● Set problem
Reproduce every line of the data below without changing a single character.

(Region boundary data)
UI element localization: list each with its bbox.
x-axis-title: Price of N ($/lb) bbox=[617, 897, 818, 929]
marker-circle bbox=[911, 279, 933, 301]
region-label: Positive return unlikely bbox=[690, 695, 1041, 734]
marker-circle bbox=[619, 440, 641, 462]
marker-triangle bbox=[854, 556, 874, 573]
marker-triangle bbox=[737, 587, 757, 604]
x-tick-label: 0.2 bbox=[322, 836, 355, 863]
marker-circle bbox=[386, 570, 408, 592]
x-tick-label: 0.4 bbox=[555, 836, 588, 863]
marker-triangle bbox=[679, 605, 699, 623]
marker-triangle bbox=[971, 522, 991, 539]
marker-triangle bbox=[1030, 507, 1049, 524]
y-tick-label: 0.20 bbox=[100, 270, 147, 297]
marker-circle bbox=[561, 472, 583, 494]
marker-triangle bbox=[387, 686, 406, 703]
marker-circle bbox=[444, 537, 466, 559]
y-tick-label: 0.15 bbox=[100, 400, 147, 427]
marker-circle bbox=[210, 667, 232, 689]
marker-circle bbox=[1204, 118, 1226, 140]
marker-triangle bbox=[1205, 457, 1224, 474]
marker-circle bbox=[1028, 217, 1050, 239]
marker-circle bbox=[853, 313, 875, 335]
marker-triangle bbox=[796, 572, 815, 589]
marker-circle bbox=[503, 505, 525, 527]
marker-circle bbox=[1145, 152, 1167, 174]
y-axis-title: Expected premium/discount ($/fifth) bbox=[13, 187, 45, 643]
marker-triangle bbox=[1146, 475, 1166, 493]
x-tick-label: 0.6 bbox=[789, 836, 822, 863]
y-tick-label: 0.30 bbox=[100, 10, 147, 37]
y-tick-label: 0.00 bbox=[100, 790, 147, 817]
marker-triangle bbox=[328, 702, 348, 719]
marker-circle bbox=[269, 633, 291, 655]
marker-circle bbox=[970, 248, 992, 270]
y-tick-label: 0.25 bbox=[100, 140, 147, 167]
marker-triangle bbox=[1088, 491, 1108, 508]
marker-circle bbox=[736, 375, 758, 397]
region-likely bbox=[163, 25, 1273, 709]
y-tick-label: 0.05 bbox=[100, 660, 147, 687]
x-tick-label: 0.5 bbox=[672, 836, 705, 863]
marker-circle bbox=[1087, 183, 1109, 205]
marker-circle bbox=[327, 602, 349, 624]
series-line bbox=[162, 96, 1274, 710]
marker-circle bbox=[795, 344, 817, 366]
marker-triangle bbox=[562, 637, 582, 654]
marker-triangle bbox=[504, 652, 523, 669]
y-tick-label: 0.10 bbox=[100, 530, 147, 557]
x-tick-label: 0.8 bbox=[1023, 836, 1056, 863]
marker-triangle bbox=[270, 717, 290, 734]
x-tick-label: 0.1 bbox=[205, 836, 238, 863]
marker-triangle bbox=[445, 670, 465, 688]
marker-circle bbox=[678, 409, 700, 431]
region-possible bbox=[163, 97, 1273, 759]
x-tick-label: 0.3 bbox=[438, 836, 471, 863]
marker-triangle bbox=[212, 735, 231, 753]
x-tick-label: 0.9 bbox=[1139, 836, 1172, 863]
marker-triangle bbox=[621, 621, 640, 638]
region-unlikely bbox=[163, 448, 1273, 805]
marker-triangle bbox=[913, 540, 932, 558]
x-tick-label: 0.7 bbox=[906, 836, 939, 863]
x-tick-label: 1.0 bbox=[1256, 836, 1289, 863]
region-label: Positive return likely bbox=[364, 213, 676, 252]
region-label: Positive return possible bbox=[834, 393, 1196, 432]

● Output for this task
UI element localization: list each with its bbox.
x-axis-title: Price of N ($/lb) bbox=[617, 897, 818, 929]
marker-circle bbox=[911, 279, 933, 301]
region-label: Positive return unlikely bbox=[690, 695, 1041, 734]
marker-circle bbox=[619, 440, 641, 462]
marker-triangle bbox=[854, 556, 874, 573]
marker-triangle bbox=[737, 587, 757, 604]
x-tick-label: 0.2 bbox=[322, 836, 355, 863]
marker-circle bbox=[386, 570, 408, 592]
x-tick-label: 0.4 bbox=[555, 836, 588, 863]
marker-triangle bbox=[679, 605, 699, 623]
marker-triangle bbox=[971, 522, 991, 539]
marker-triangle bbox=[1030, 507, 1049, 524]
y-tick-label: 0.20 bbox=[100, 270, 147, 297]
marker-circle bbox=[561, 472, 583, 494]
marker-triangle bbox=[387, 686, 406, 703]
marker-circle bbox=[444, 537, 466, 559]
y-tick-label: 0.15 bbox=[100, 400, 147, 427]
marker-circle bbox=[210, 667, 232, 689]
marker-circle bbox=[1204, 118, 1226, 140]
marker-triangle bbox=[1205, 457, 1224, 474]
marker-circle bbox=[1028, 217, 1050, 239]
marker-circle bbox=[853, 313, 875, 335]
marker-triangle bbox=[796, 572, 815, 589]
marker-circle bbox=[503, 505, 525, 527]
marker-circle bbox=[1145, 152, 1167, 174]
y-axis-title: Expected premium/discount ($/fifth) bbox=[13, 187, 45, 643]
marker-triangle bbox=[1146, 475, 1166, 493]
x-tick-label: 0.6 bbox=[789, 836, 822, 863]
y-tick-label: 0.30 bbox=[100, 10, 147, 37]
y-tick-label: 0.00 bbox=[100, 790, 147, 817]
marker-triangle bbox=[328, 702, 348, 719]
marker-circle bbox=[269, 633, 291, 655]
marker-circle bbox=[970, 248, 992, 270]
y-tick-label: 0.25 bbox=[100, 140, 147, 167]
marker-triangle bbox=[1088, 491, 1108, 508]
marker-circle bbox=[736, 375, 758, 397]
region-likely bbox=[163, 25, 1273, 709]
y-tick-label: 0.05 bbox=[100, 660, 147, 687]
x-tick-label: 0.5 bbox=[672, 836, 705, 863]
marker-circle bbox=[1087, 183, 1109, 205]
marker-circle bbox=[327, 602, 349, 624]
series-line bbox=[162, 96, 1274, 710]
marker-circle bbox=[795, 344, 817, 366]
marker-triangle bbox=[562, 637, 582, 654]
marker-triangle bbox=[504, 652, 523, 669]
y-tick-label: 0.10 bbox=[100, 530, 147, 557]
x-tick-label: 0.8 bbox=[1023, 836, 1056, 863]
marker-triangle bbox=[270, 717, 290, 734]
x-tick-label: 0.1 bbox=[205, 836, 238, 863]
marker-triangle bbox=[445, 670, 465, 688]
marker-circle bbox=[678, 409, 700, 431]
region-possible bbox=[163, 97, 1273, 759]
x-tick-label: 0.3 bbox=[438, 836, 471, 863]
marker-triangle bbox=[212, 735, 231, 753]
x-tick-label: 0.9 bbox=[1139, 836, 1172, 863]
marker-triangle bbox=[621, 621, 640, 638]
region-unlikely bbox=[163, 448, 1273, 805]
marker-triangle bbox=[913, 540, 932, 558]
x-tick-label: 0.7 bbox=[906, 836, 939, 863]
x-tick-label: 1.0 bbox=[1256, 836, 1289, 863]
region-label: Positive return likely bbox=[364, 213, 676, 252]
region-label: Positive return possible bbox=[834, 393, 1196, 432]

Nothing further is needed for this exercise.